» Supplied data

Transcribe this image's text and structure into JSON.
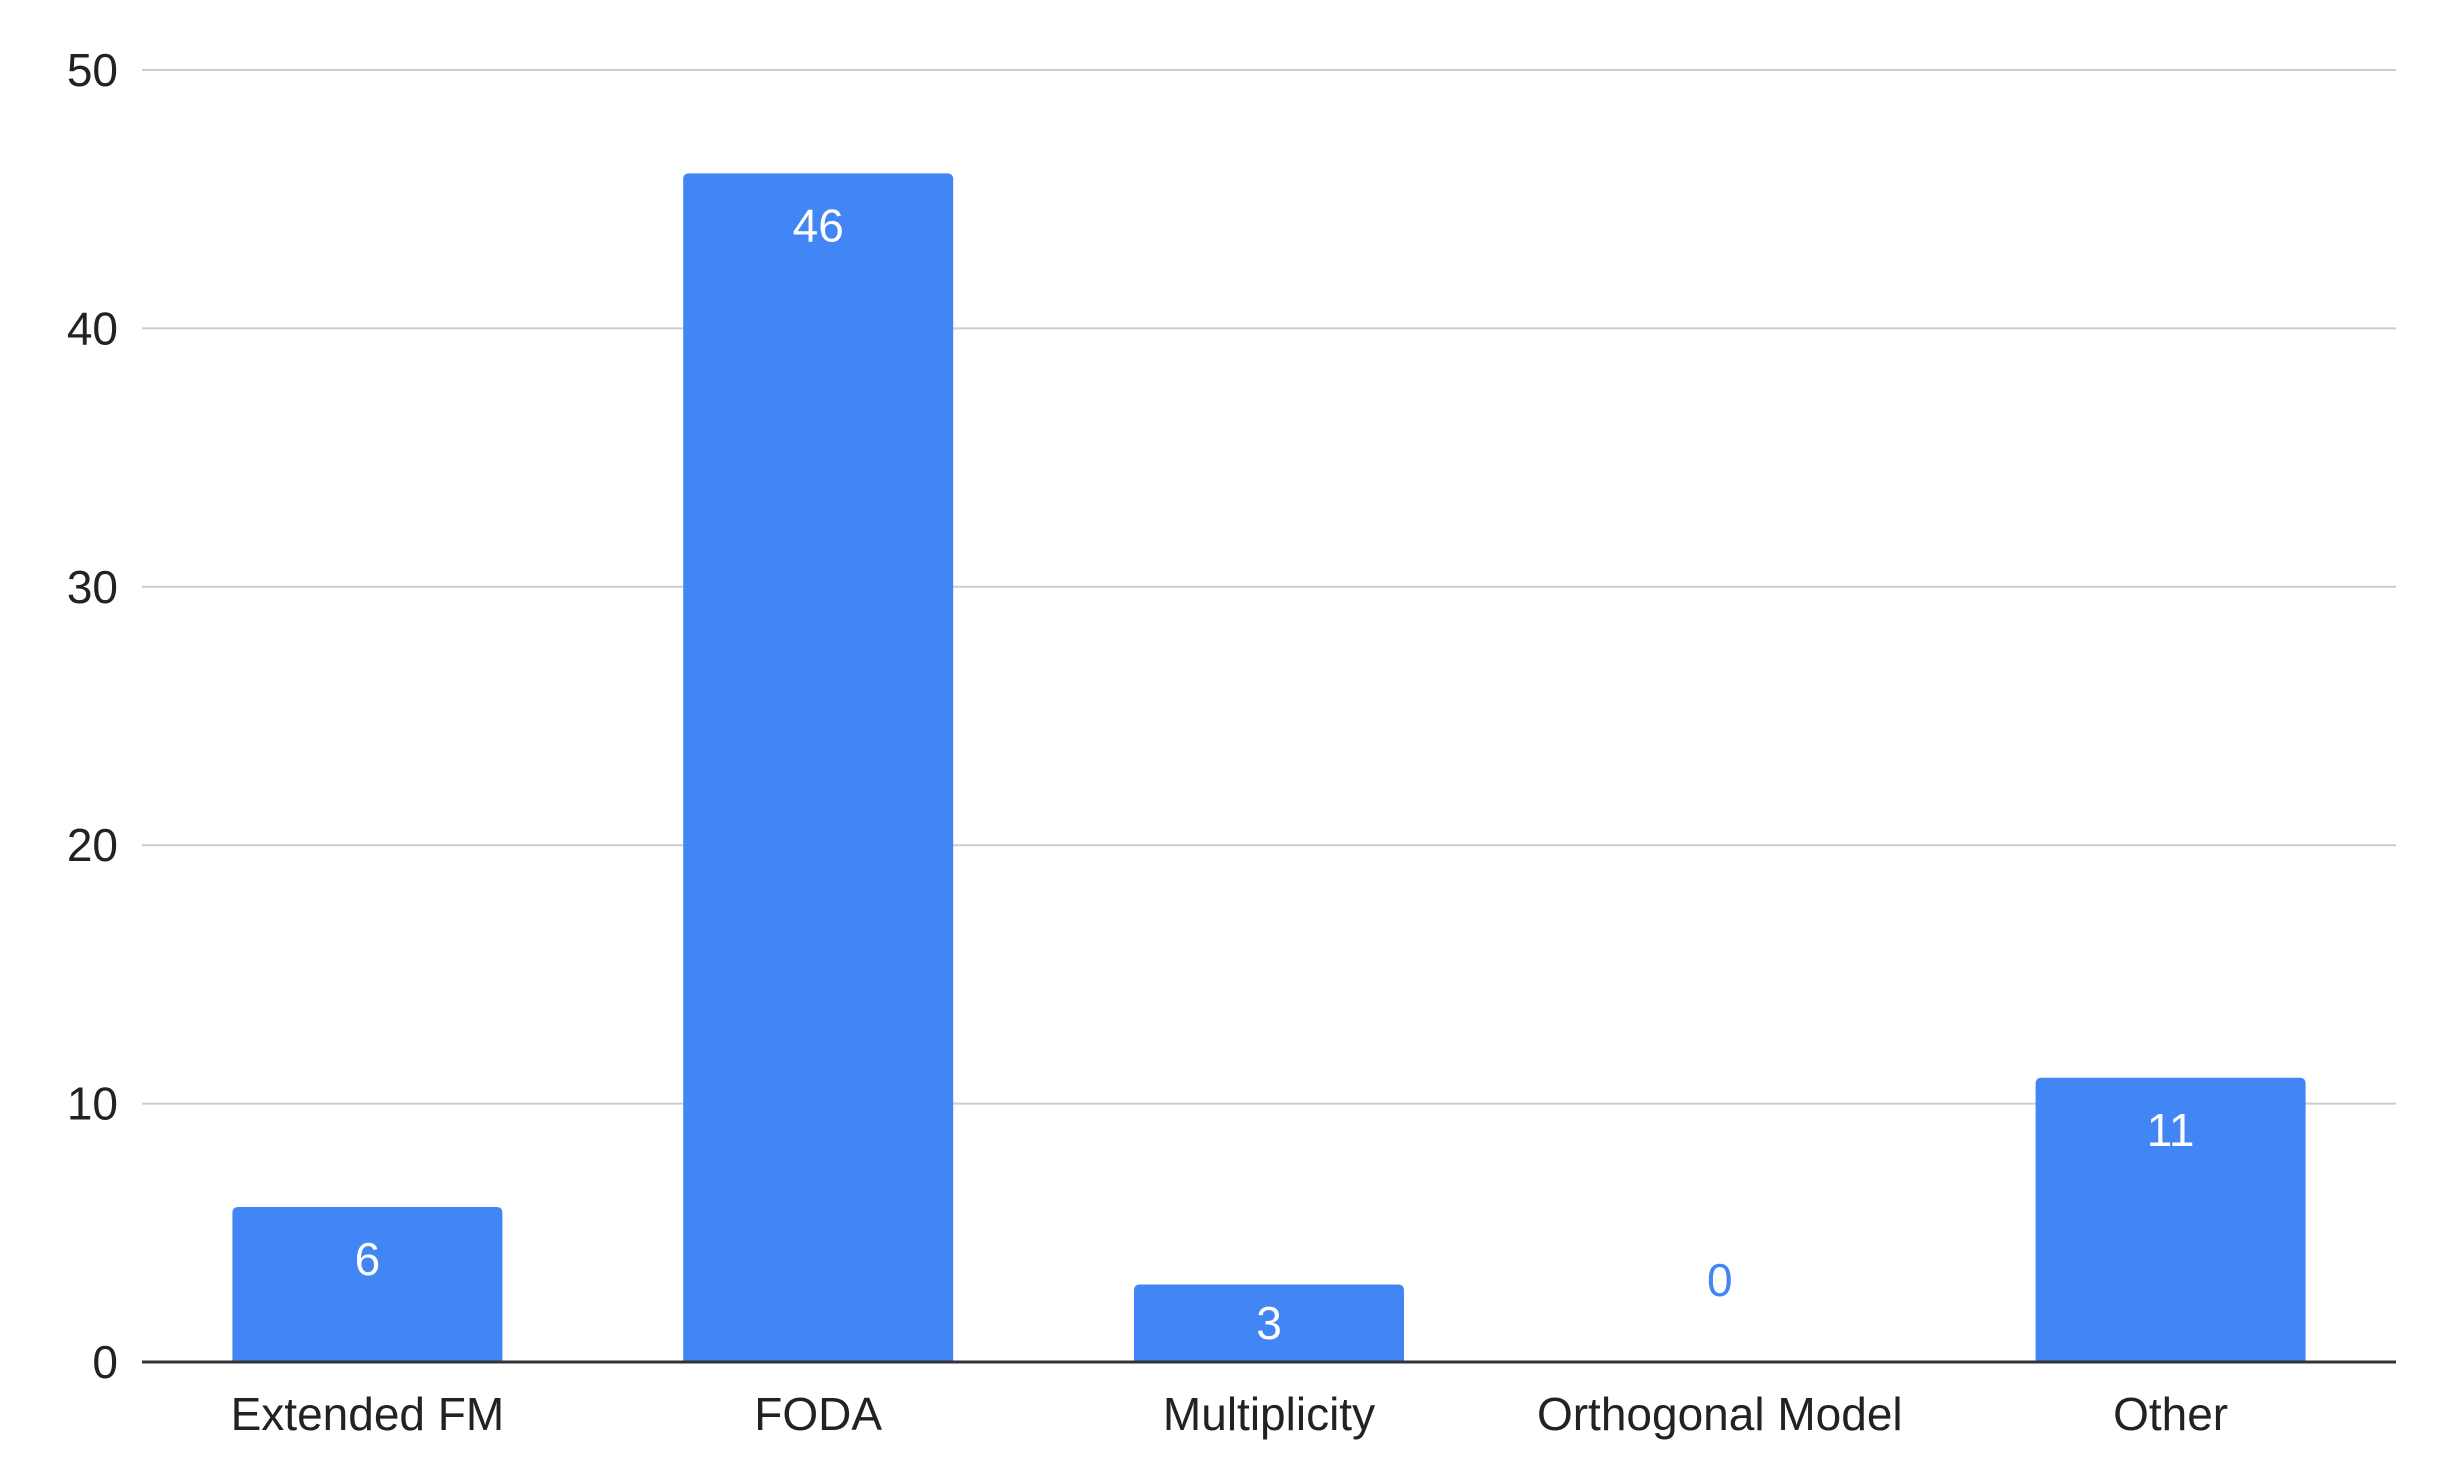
{
  "colors": {
    "bar": "#4285f4",
    "grid": "#cccccc",
    "axis": "#333333",
    "label_inside": "#ffffff",
    "label_outside": "#4285f4",
    "text": "#222222"
  },
  "chart_data": {
    "type": "bar",
    "title": "",
    "xlabel": "",
    "ylabel": "",
    "categories": [
      "Extended FM",
      "FODA",
      "Multiplicity",
      "Orthogonal Model",
      "Other"
    ],
    "values": [
      6,
      46,
      3,
      0,
      11
    ],
    "ylim": [
      0,
      50
    ],
    "yticks": [
      0,
      10,
      20,
      30,
      40,
      50
    ],
    "grid": true,
    "legend": "none",
    "data_labels": true
  }
}
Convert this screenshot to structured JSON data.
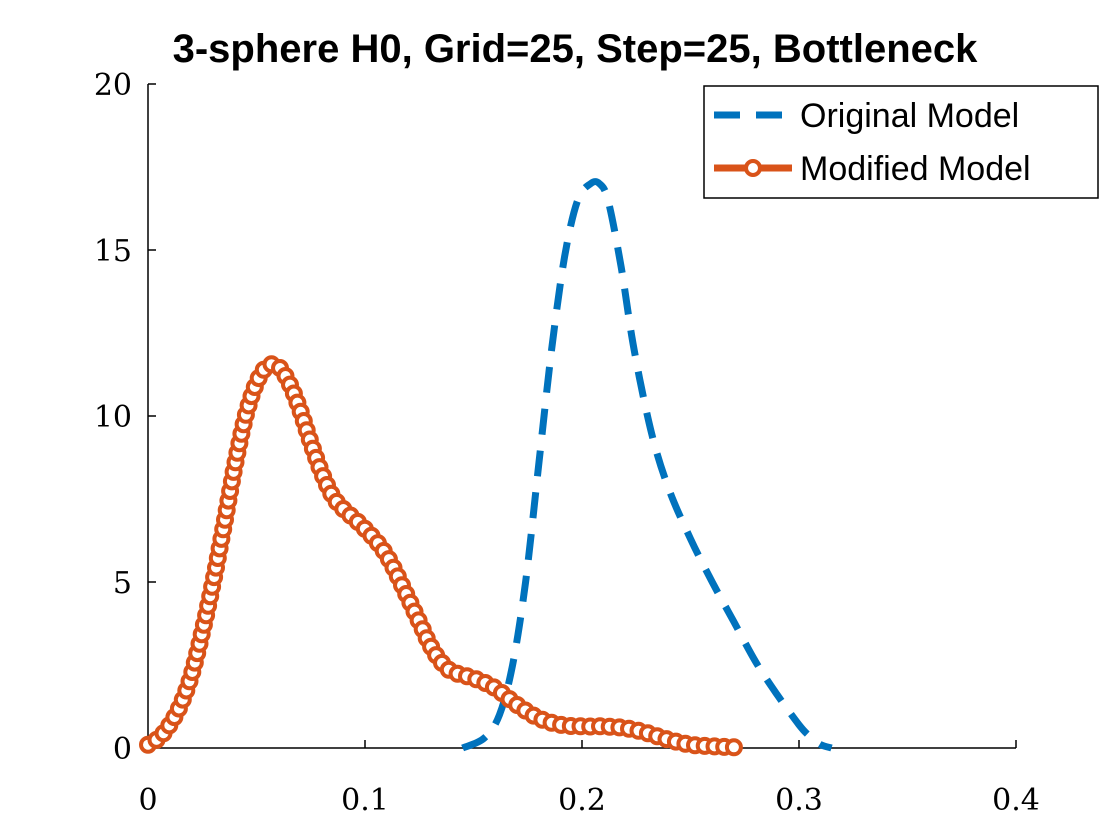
{
  "chart_data": {
    "type": "line",
    "title": "3-sphere H0, Grid=25, Step=25, Bottleneck",
    "xlabel": "",
    "ylabel": "",
    "xlim": [
      0,
      0.4
    ],
    "ylim": [
      0,
      20
    ],
    "xticks": [
      0,
      0.1,
      0.2,
      0.3,
      0.4
    ],
    "yticks": [
      0,
      5,
      10,
      15,
      20
    ],
    "xtick_labels": [
      "0",
      "0.1",
      "0.2",
      "0.3",
      "0.4"
    ],
    "ytick_labels": [
      "0",
      "5",
      "10",
      "15",
      "20"
    ],
    "grid": false,
    "legend_position": "top-right",
    "series": [
      {
        "name": "Original Model",
        "color": "#0072BD",
        "style": "dashed",
        "x": [
          0.145,
          0.155,
          0.162,
          0.168,
          0.174,
          0.18,
          0.186,
          0.192,
          0.198,
          0.204,
          0.208,
          0.212,
          0.218,
          0.224,
          0.232,
          0.24,
          0.25,
          0.26,
          0.27,
          0.28,
          0.29,
          0.3,
          0.305,
          0.31,
          0.315
        ],
        "y": [
          0,
          0.3,
          1.0,
          2.5,
          5.0,
          8.5,
          12.0,
          14.8,
          16.5,
          17.0,
          17.0,
          16.5,
          14.5,
          12.0,
          9.5,
          7.8,
          6.3,
          5.0,
          3.8,
          2.6,
          1.6,
          0.7,
          0.35,
          0.1,
          0
        ]
      },
      {
        "name": "Modified Model",
        "color": "#D95319",
        "style": "solid-circle-markers",
        "x": [
          0,
          0.005,
          0.01,
          0.015,
          0.02,
          0.025,
          0.03,
          0.035,
          0.04,
          0.045,
          0.05,
          0.055,
          0.06,
          0.065,
          0.07,
          0.075,
          0.08,
          0.085,
          0.09,
          0.1,
          0.11,
          0.12,
          0.125,
          0.13,
          0.135,
          0.14,
          0.15,
          0.16,
          0.17,
          0.18,
          0.19,
          0.2,
          0.21,
          0.22,
          0.23,
          0.24,
          0.25,
          0.26,
          0.27
        ],
        "y": [
          0.1,
          0.3,
          0.7,
          1.3,
          2.2,
          3.5,
          5.0,
          6.7,
          8.5,
          10.0,
          11.0,
          11.5,
          11.5,
          11.0,
          10.2,
          9.2,
          8.3,
          7.6,
          7.2,
          6.6,
          5.8,
          4.5,
          3.8,
          3.1,
          2.6,
          2.3,
          2.1,
          1.8,
          1.3,
          0.9,
          0.7,
          0.65,
          0.65,
          0.6,
          0.45,
          0.25,
          0.1,
          0.05,
          0.02
        ]
      }
    ]
  }
}
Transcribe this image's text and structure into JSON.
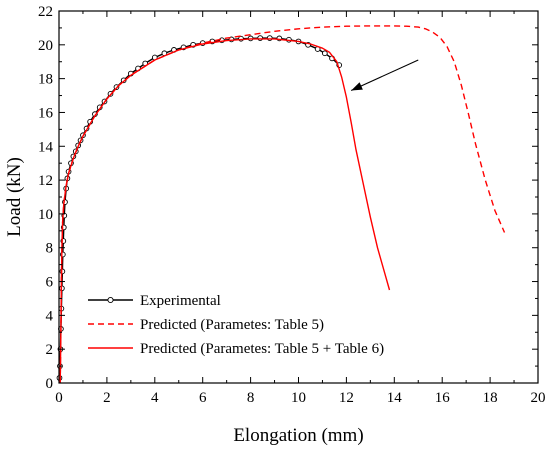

» The task
The records above need to be given again exactly. Omit the pictures.

» Response
Transcribe this image's text and structure into JSON.
{
  "colors": {
    "bar": "#4285f4",
    "grid": "#cccccc",
    "axis": "#333333",
    "label_inside": "#ffffff",
    "label_outside": "#4285f4",
    "text": "#222222"
  },
  "chart_data": {
    "type": "bar",
    "title": "",
    "xlabel": "",
    "ylabel": "",
    "categories": [
      "Extended FM",
      "FODA",
      "Multiplicity",
      "Orthogonal Model",
      "Other"
    ],
    "values": [
      6,
      46,
      3,
      0,
      11
    ],
    "ylim": [
      0,
      50
    ],
    "yticks": [
      0,
      10,
      20,
      30,
      40,
      50
    ],
    "grid": true,
    "legend": "none",
    "data_labels": true
  }
}
Convert this screenshot to structured JSON data.
{
  "chart_data": {
    "type": "line",
    "title": "3-sphere H0, Grid=25, Step=25, Bottleneck",
    "xlabel": "",
    "ylabel": "",
    "xlim": [
      0,
      0.4
    ],
    "ylim": [
      0,
      20
    ],
    "xticks": [
      0,
      0.1,
      0.2,
      0.3,
      0.4
    ],
    "yticks": [
      0,
      5,
      10,
      15,
      20
    ],
    "xtick_labels": [
      "0",
      "0.1",
      "0.2",
      "0.3",
      "0.4"
    ],
    "ytick_labels": [
      "0",
      "5",
      "10",
      "15",
      "20"
    ],
    "grid": false,
    "legend_position": "top-right",
    "series": [
      {
        "name": "Original Model",
        "color": "#0072BD",
        "style": "dashed",
        "x": [
          0.145,
          0.155,
          0.162,
          0.168,
          0.174,
          0.18,
          0.186,
          0.192,
          0.198,
          0.204,
          0.208,
          0.212,
          0.218,
          0.224,
          0.232,
          0.24,
          0.25,
          0.26,
          0.27,
          0.28,
          0.29,
          0.3,
          0.305,
          0.31,
          0.315
        ],
        "y": [
          0,
          0.3,
          1.0,
          2.5,
          5.0,
          8.5,
          12.0,
          14.8,
          16.5,
          17.0,
          17.0,
          16.5,
          14.5,
          12.0,
          9.5,
          7.8,
          6.3,
          5.0,
          3.8,
          2.6,
          1.6,
          0.7,
          0.35,
          0.1,
          0
        ]
      },
      {
        "name": "Modified Model",
        "color": "#D95319",
        "style": "solid-circle-markers",
        "x": [
          0,
          0.005,
          0.01,
          0.015,
          0.02,
          0.025,
          0.03,
          0.035,
          0.04,
          0.045,
          0.05,
          0.055,
          0.06,
          0.065,
          0.07,
          0.075,
          0.08,
          0.085,
          0.09,
          0.1,
          0.11,
          0.12,
          0.125,
          0.13,
          0.135,
          0.14,
          0.15,
          0.16,
          0.17,
          0.18,
          0.19,
          0.2,
          0.21,
          0.22,
          0.23,
          0.24,
          0.25,
          0.26,
          0.27
        ],
        "y": [
          0.1,
          0.3,
          0.7,
          1.3,
          2.2,
          3.5,
          5.0,
          6.7,
          8.5,
          10.0,
          11.0,
          11.5,
          11.5,
          11.0,
          10.2,
          9.2,
          8.3,
          7.6,
          7.2,
          6.6,
          5.8,
          4.5,
          3.8,
          3.1,
          2.6,
          2.3,
          2.1,
          1.8,
          1.3,
          0.9,
          0.7,
          0.65,
          0.65,
          0.6,
          0.45,
          0.25,
          0.1,
          0.05,
          0.02
        ]
      }
    ]
  }
}
Transcribe this image's text and structure into JSON.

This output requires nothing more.